Real-world applications

Notes:

Summary:

  1. Total meme of a paper. Included very neat pretraining and data preperation steps, though.

  2. Focused on training an img2text model on a task where there is no real dataset, paper details the steps they took to create one.

  3. Weakly supervised model.

Medium level:

Figure 1

Figure 1. Example outputs

The goal of this paper was to generate critical textual feedback for photographs of many different modalities (but all lying within ‘artistic photography’). There are datasets for similar purposes (namely images paired together with comments), however, the vast majority of these comments aren’t critical, or are grammatically incorrect. The authors seem to delete or automagically correct these, but it’s not exactly clear in the paper.

The authors decide to quantify captions for a given image based off how ‘informative’ the caption is. They first broke the vocabulary into unigrams and bigrams; bigrams consisted of ‘descriptor-object’ pairs, such as ‘nice colors’, ‘too small’, ‘distracting background’, etc.. They then look at the TF-IDF of words in the vocabulary.

Each n-gram, \(\omega\), is then assigned a probability \(P\), as:

\[P(\omega) = \frac{C_\omega}{\sum^D_{i=1} C_i}\]

where D is the vocabulary size \(C_\omega\) is the corpus frequency of the n-gram \(\omega\).

The authors then represent a comment as the union of the unigrams (\(u_i\)) and bigrams (\(b_i\)), with a given sequence \(S = (u_1, ..., u_N) \cup (b_1, ..., b_M) = S_u \cup S_b\). A comment is assigned and informativeness score, \(\rho\), as:

\[\rho_s = -\frac{1}{2} \bigg[ \log \prod^N_i P(u_i) + \log \prod^M_j P(b_j) \bigg]\]

(2) is just the average of the negative log probability of \(S_u\) and \(S_b\).

The score of a comment is created under the assumption that all n-grams are independent. As such, if the n-grams in a sentence have higher corpus probabilities, then the corresponding \(\rho\) score is low, due to the negative logarithm, and vice versa.

____

| TASK BRIEF |
Please list every example of a "descriptor-object" bigram given in the paper notes above.

| SOURCE EXCERPT |
____

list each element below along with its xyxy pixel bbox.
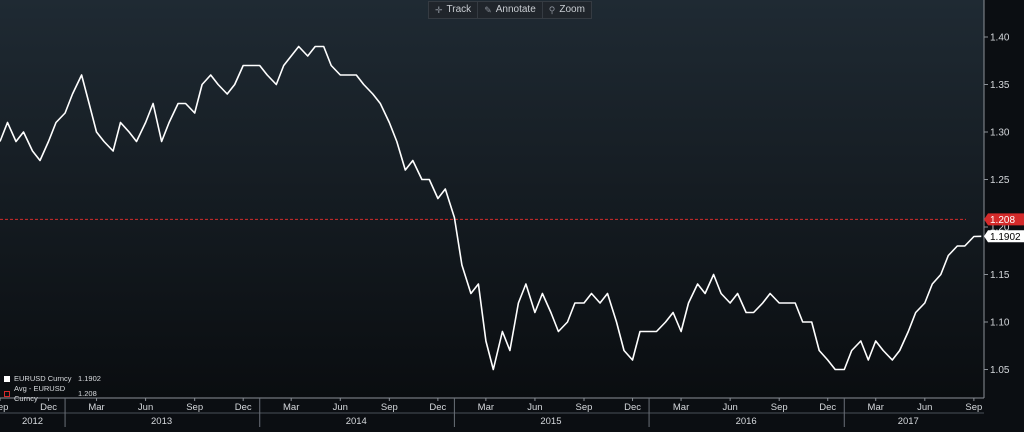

____

| THE OUTPUT |
'nice colors', 'too small', 'distracting background'